** SET EXERCISE **
Identify all lines below that hold "symbol" and collect them.

** MATERIAL FOR THE TASK **
==*==

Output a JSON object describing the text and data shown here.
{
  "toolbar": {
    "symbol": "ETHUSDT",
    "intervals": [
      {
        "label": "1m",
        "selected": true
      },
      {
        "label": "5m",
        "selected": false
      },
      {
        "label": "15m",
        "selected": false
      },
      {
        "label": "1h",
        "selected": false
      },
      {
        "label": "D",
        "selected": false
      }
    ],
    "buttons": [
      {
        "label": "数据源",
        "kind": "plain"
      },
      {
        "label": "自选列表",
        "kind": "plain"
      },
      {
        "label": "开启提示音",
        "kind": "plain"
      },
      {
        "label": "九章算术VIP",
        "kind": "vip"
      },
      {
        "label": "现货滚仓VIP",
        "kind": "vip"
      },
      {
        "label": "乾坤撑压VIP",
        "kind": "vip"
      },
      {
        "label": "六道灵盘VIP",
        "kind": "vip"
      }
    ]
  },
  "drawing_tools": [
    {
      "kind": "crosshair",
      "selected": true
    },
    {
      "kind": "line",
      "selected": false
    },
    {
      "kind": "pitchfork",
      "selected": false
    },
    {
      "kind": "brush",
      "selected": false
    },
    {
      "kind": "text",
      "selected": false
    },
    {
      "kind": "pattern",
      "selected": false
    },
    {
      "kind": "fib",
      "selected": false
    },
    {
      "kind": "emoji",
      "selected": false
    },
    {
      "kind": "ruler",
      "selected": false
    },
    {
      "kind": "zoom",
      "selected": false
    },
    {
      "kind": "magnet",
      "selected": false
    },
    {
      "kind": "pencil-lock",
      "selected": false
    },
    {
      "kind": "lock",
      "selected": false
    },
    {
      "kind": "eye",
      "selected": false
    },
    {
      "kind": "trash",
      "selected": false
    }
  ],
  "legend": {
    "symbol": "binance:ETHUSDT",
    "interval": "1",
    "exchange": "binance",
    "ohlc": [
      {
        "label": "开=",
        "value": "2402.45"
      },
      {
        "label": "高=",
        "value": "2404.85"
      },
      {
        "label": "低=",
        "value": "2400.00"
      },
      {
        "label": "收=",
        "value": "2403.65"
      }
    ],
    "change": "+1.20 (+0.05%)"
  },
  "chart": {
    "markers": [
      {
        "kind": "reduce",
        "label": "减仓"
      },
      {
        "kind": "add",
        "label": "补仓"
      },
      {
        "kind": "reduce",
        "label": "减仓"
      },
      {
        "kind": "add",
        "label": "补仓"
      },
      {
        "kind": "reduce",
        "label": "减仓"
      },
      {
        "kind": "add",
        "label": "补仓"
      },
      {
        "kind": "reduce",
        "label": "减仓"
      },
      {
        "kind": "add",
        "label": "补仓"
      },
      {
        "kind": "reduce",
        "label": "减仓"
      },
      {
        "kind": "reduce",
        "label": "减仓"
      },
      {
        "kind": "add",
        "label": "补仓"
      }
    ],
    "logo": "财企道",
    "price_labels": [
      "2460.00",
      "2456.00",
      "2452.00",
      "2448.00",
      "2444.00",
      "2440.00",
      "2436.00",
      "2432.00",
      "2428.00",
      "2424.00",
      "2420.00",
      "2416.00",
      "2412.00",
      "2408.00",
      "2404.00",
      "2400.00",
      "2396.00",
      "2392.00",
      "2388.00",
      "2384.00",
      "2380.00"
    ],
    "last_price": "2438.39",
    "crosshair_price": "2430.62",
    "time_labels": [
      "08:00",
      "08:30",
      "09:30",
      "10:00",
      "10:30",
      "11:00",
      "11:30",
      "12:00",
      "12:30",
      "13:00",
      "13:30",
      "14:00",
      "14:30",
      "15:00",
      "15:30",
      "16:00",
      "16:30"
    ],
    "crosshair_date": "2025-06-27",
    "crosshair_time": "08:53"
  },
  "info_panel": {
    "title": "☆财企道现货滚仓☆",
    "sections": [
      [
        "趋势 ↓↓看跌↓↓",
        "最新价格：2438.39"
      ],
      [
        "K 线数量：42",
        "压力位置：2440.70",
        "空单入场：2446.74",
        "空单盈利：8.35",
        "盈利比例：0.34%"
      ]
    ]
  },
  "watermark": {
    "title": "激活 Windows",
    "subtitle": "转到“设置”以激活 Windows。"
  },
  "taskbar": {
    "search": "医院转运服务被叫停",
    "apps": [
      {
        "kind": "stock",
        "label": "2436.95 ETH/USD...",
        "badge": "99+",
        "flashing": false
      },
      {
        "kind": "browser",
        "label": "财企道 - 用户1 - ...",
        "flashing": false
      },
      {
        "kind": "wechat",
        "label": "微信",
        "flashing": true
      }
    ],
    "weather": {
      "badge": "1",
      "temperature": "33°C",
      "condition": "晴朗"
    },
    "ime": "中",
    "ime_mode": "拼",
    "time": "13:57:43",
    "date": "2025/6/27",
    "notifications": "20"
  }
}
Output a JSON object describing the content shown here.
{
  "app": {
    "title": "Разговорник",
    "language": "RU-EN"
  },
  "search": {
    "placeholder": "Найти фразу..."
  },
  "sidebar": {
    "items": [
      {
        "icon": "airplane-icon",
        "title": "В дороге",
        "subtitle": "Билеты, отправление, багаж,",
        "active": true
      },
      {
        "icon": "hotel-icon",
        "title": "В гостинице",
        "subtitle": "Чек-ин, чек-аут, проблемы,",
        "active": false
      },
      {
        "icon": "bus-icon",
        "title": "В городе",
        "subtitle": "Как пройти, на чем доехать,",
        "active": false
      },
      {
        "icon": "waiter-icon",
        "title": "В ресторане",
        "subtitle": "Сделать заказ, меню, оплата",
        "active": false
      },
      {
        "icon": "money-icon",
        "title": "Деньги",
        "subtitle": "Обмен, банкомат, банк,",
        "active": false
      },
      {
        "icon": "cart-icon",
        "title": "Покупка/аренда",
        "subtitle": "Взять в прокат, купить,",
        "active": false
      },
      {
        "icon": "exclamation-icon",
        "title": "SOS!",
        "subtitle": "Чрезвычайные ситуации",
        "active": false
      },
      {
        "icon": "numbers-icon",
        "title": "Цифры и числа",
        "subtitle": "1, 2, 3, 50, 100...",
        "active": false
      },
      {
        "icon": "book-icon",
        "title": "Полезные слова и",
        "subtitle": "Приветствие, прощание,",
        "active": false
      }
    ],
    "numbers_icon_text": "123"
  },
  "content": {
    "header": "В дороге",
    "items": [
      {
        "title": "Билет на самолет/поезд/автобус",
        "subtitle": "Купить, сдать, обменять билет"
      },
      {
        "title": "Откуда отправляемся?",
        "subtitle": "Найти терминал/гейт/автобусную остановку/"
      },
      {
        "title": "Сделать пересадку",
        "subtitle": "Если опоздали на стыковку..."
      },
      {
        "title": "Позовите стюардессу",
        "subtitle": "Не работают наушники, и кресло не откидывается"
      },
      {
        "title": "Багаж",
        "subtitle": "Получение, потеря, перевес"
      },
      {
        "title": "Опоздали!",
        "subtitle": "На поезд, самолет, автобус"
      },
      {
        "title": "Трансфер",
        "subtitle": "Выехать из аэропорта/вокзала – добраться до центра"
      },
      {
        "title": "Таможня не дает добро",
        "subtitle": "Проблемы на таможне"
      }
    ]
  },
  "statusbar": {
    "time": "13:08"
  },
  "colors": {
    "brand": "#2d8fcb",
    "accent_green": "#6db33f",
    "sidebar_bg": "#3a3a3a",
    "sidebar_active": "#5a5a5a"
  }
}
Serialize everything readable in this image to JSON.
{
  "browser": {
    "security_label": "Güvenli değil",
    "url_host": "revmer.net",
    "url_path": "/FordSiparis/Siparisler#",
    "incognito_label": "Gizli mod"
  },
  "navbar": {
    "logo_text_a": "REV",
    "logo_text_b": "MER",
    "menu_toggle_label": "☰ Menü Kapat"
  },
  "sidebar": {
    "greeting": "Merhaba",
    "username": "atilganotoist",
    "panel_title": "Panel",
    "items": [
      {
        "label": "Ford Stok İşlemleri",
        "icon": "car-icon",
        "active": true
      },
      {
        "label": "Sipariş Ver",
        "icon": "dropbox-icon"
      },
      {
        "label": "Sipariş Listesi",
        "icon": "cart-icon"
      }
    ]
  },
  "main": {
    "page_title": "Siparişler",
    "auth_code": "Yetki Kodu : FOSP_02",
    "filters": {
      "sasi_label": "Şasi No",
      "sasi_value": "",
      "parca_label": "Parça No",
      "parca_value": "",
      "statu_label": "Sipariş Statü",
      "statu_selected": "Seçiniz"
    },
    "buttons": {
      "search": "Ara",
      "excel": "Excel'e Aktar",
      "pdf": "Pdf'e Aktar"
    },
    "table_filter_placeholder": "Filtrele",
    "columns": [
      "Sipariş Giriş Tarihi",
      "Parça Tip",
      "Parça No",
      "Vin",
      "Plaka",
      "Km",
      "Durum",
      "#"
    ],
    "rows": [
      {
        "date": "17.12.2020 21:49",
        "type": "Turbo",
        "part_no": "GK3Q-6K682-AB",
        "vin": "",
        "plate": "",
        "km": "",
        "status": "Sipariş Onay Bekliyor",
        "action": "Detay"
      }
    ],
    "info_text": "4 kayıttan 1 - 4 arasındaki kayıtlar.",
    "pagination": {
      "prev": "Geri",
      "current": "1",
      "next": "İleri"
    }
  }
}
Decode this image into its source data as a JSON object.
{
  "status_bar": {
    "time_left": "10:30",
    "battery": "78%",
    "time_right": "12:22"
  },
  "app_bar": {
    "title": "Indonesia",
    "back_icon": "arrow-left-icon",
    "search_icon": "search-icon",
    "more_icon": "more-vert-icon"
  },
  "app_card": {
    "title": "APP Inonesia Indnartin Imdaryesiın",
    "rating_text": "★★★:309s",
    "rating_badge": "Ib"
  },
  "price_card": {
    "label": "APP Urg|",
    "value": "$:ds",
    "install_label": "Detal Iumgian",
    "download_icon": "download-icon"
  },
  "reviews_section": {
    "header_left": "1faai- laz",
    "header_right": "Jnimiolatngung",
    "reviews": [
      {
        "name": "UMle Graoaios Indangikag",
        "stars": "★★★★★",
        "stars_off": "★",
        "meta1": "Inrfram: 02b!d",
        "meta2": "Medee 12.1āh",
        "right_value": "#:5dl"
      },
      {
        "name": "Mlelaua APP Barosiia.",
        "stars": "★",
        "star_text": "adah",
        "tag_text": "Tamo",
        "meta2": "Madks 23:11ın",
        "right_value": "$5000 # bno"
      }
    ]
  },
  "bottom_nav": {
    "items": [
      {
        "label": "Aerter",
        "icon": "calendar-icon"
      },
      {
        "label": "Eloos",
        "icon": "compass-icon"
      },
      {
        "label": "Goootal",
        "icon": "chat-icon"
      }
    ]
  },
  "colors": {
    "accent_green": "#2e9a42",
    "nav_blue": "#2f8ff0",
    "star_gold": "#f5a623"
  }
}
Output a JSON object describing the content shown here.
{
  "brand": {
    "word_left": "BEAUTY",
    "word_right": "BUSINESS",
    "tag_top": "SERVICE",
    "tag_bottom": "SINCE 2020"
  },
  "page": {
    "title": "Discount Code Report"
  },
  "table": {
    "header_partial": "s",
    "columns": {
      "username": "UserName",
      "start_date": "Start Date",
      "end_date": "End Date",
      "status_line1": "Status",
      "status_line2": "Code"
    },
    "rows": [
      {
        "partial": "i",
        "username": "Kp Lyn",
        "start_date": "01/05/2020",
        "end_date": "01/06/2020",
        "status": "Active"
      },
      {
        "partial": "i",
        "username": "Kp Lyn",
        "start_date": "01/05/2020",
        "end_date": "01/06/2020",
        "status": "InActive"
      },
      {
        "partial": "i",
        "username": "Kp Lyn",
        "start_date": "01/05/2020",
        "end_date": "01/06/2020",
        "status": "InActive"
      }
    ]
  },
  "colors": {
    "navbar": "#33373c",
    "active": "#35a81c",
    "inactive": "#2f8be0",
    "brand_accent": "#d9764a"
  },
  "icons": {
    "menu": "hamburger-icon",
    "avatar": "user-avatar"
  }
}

==*==

** WORKED SOLUTION **
    "symbol": "ETHUSDT",
    "symbol": "binance:ETHUSDT",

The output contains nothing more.